** START **

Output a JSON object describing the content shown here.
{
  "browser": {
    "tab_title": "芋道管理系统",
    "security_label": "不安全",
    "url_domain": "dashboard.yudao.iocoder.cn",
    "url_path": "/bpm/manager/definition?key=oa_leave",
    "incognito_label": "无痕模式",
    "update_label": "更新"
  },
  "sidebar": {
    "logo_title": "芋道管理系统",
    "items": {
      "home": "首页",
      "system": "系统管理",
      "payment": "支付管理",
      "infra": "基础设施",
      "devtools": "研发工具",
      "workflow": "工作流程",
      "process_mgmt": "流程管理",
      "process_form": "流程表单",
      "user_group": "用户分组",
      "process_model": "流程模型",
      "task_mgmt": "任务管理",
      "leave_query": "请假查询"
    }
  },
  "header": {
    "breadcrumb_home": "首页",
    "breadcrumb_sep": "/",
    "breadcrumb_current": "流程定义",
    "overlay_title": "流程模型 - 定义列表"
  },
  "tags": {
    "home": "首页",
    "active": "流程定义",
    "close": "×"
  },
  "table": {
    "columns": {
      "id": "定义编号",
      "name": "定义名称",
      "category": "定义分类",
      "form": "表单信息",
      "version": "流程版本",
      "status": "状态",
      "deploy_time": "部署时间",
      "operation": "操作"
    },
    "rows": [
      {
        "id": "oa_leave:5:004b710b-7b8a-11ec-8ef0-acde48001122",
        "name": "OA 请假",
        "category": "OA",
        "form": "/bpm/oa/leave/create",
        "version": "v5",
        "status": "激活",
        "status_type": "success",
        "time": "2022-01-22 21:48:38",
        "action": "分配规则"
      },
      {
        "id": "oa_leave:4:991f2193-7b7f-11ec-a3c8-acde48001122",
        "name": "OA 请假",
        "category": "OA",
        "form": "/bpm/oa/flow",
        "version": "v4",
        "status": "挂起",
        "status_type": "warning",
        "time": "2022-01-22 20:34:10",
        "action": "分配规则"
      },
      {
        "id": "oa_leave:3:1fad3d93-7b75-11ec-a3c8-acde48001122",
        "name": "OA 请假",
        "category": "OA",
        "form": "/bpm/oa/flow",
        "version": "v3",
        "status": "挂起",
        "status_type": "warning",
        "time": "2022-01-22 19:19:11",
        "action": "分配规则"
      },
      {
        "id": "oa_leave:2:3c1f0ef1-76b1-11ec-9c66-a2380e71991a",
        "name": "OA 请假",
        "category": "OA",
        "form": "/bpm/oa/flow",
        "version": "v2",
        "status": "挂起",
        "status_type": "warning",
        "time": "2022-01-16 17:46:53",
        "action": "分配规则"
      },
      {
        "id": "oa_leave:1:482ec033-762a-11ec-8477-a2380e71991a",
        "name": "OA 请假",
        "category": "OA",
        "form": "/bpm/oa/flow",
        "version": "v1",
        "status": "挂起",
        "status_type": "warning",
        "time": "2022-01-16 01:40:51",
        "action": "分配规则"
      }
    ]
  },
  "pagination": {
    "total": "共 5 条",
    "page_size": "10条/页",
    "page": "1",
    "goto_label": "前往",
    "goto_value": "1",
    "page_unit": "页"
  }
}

** END **
** START **

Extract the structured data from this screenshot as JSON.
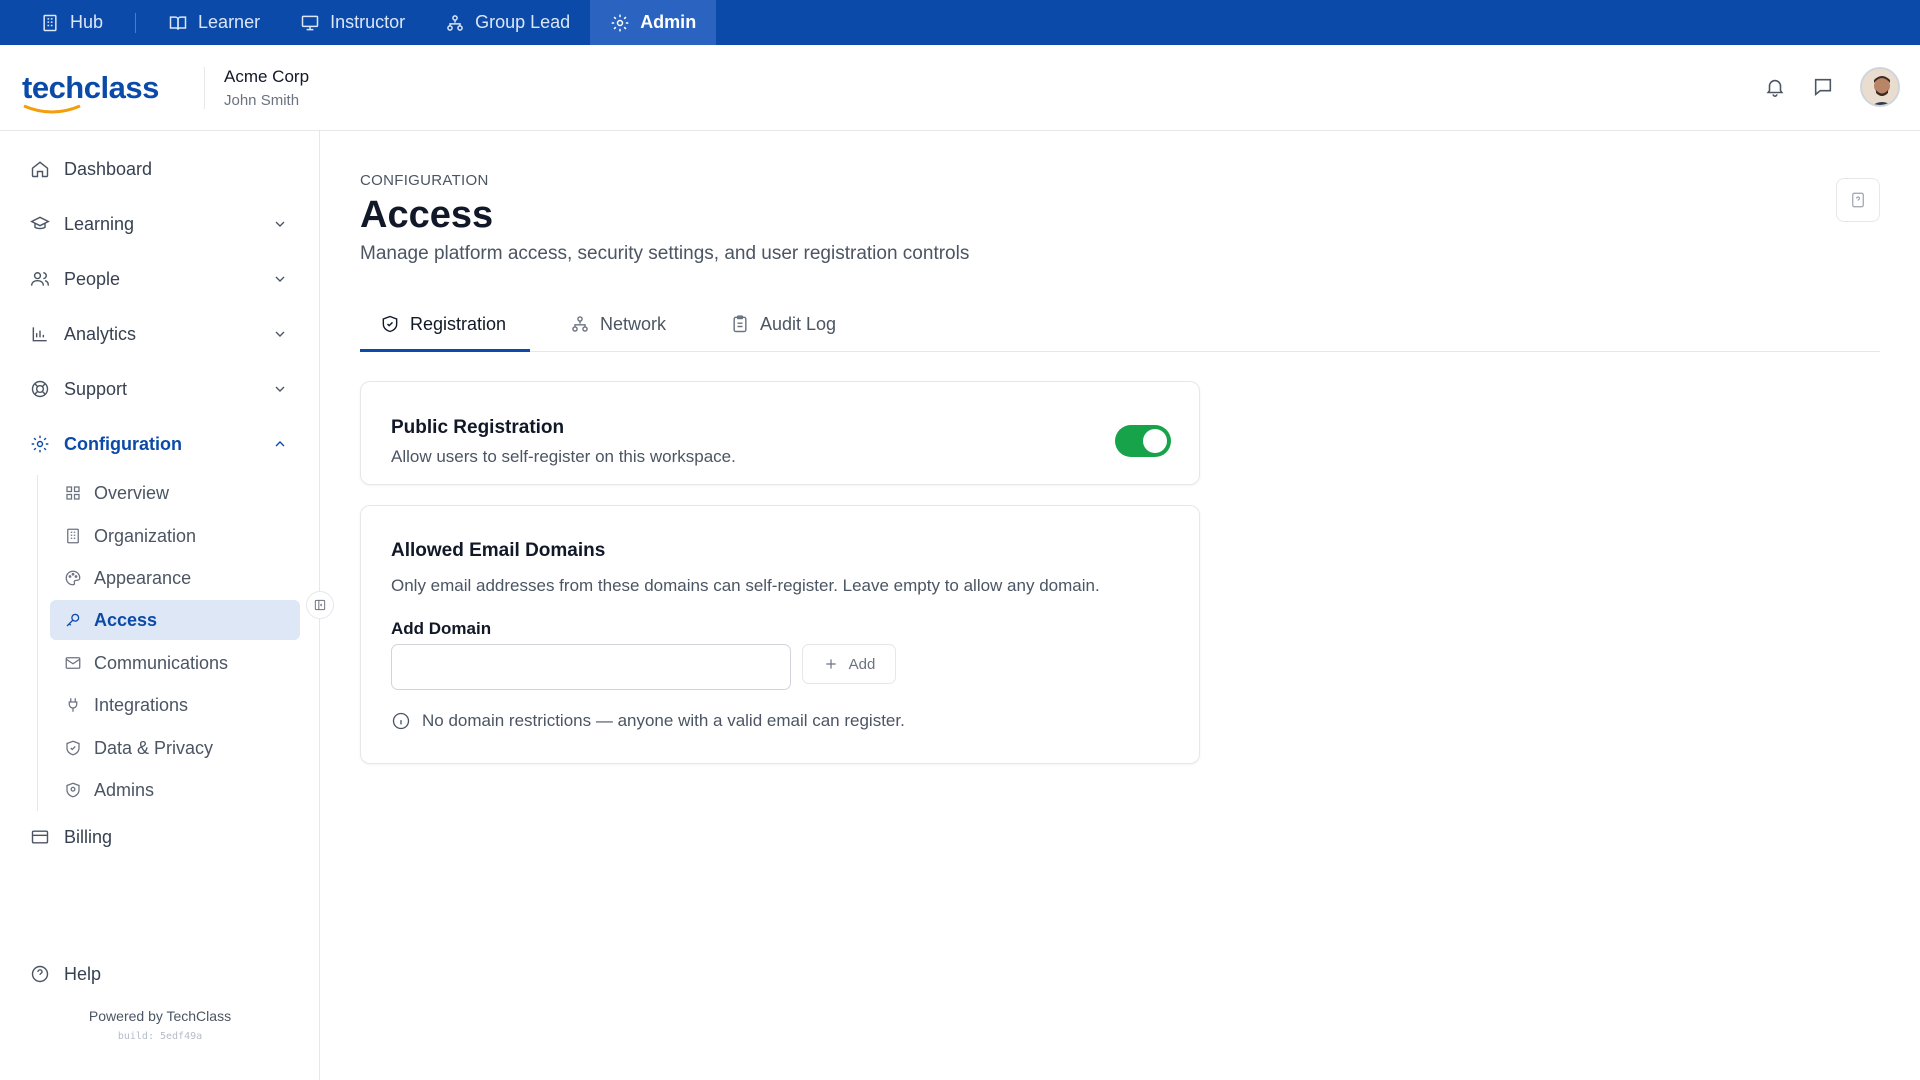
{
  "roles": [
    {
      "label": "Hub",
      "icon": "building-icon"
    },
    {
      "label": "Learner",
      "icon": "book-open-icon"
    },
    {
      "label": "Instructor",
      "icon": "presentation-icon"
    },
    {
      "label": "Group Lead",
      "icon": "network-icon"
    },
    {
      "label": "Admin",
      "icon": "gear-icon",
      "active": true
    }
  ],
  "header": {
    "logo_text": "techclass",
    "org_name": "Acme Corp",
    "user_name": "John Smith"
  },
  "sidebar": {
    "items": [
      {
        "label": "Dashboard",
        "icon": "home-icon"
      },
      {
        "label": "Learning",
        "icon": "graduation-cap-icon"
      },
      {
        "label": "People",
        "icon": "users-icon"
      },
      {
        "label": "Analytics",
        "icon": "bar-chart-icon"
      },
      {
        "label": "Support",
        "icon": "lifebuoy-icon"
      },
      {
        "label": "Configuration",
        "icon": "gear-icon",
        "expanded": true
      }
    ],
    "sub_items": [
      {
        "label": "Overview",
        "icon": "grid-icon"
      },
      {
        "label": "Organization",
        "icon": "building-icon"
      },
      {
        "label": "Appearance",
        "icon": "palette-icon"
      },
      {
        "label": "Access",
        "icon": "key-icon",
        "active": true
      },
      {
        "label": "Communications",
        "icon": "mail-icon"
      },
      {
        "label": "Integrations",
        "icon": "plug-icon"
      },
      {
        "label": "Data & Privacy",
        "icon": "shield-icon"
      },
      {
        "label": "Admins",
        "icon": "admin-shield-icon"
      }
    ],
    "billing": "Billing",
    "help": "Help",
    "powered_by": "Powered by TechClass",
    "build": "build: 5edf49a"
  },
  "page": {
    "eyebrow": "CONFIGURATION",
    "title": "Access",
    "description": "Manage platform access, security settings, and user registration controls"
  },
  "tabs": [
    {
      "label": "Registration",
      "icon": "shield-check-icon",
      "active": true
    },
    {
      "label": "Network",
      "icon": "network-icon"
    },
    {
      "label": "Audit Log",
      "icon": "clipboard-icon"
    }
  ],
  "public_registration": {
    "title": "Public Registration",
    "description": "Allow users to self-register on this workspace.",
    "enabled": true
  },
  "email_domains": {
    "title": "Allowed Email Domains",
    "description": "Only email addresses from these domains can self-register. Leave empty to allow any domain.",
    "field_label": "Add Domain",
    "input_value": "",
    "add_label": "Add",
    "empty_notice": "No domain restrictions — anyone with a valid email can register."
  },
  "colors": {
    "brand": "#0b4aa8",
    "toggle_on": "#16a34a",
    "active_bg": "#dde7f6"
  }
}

** END **
** START **

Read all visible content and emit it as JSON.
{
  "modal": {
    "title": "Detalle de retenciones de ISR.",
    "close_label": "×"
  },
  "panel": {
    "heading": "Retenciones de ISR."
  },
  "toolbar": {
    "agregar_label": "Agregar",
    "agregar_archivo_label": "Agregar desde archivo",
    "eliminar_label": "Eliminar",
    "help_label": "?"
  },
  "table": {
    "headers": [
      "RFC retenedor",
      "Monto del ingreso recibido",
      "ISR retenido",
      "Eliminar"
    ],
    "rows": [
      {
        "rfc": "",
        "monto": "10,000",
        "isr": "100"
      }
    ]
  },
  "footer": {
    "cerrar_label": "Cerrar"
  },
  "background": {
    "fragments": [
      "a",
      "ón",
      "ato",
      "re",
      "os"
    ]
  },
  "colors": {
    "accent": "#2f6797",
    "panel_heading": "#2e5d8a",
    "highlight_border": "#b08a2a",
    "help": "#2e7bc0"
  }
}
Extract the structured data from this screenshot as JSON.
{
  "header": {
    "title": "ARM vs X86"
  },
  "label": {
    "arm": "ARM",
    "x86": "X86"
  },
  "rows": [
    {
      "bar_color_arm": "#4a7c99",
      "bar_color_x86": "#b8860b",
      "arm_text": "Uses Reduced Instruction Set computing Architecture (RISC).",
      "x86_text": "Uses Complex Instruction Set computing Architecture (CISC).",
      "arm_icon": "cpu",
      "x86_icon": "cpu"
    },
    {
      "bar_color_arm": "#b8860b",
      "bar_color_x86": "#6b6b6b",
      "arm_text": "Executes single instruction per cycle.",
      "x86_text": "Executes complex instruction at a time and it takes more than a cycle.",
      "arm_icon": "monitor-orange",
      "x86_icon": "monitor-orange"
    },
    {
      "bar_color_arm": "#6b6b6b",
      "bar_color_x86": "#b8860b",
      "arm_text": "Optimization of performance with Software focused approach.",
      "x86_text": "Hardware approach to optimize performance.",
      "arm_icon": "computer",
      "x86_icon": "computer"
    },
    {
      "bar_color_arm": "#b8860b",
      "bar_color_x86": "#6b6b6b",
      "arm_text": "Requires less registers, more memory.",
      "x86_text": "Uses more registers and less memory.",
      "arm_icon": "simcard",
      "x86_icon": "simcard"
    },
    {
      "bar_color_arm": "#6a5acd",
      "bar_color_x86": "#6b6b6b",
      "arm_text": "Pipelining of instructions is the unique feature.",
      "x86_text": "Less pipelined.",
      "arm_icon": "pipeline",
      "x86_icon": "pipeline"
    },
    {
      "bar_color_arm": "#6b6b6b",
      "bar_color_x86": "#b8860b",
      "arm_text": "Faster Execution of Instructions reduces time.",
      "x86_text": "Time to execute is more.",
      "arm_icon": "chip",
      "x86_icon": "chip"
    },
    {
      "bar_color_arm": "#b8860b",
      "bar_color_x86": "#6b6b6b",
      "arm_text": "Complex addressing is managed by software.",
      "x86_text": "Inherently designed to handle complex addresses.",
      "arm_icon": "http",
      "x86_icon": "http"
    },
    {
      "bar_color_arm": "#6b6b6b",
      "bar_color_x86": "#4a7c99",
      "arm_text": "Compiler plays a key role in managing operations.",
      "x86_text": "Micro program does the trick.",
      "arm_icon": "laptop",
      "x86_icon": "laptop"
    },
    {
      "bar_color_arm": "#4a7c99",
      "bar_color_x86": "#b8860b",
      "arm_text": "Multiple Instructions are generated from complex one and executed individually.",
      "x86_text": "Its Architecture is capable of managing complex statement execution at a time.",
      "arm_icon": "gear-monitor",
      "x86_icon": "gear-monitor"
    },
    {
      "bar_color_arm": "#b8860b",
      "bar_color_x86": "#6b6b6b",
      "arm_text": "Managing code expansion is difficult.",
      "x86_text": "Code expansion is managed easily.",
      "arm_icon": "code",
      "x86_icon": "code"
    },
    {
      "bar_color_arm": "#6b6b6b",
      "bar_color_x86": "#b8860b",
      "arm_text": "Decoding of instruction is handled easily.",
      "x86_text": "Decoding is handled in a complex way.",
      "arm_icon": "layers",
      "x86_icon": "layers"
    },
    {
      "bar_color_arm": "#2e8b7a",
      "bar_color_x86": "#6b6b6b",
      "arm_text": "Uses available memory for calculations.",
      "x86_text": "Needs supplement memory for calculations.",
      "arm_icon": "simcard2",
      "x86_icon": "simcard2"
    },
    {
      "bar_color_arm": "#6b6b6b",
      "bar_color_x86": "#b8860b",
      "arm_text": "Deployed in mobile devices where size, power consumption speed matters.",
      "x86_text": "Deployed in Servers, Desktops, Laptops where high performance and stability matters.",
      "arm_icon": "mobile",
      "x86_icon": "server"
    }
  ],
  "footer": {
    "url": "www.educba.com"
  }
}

** END **

_YOUR OBJECTIVE_
Return all lines of the material above in which the word "matters" occurs.

_WRITTEN ANSWER_
      "arm_text": "Deployed in mobile devices where size, power consumption speed matters.",
      "x86_text": "Deployed in Servers, Desktops, Laptops where high performance and stability matters.",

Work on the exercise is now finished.